Exercise instructions ▸ Each line of the data that includes the string "являются" is to be copied out.

Provided information ▸

————

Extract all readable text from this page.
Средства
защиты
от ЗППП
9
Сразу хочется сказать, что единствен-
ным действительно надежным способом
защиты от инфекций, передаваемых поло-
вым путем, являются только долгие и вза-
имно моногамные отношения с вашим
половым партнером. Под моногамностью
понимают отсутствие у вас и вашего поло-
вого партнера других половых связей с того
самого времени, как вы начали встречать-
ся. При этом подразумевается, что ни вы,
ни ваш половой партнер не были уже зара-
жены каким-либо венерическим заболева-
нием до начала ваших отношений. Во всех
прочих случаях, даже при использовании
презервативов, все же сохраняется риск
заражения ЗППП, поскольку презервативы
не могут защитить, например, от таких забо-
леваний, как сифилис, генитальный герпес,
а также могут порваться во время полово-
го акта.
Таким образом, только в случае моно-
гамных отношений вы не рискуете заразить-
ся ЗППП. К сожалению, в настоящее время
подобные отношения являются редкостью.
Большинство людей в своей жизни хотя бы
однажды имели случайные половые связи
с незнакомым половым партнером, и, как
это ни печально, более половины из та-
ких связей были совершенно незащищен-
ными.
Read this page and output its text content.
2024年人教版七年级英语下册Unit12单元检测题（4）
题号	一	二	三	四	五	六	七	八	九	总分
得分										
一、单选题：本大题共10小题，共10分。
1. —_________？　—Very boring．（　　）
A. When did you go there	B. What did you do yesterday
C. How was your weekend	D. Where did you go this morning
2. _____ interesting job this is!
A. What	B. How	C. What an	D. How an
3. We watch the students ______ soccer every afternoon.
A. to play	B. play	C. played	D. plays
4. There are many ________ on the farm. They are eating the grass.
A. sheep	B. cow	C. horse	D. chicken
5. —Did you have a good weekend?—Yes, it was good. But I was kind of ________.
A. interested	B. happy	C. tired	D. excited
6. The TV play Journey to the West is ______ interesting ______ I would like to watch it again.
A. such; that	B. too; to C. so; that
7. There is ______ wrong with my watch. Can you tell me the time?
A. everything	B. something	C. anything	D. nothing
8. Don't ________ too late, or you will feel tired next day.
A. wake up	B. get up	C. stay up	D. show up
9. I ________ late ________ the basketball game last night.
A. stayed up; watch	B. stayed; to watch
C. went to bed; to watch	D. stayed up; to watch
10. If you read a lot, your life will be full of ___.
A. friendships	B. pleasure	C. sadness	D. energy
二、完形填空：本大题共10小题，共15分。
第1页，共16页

————

Full response ▸
вым путем, являются только долгие и вза-
подобные отношения являются редкостью.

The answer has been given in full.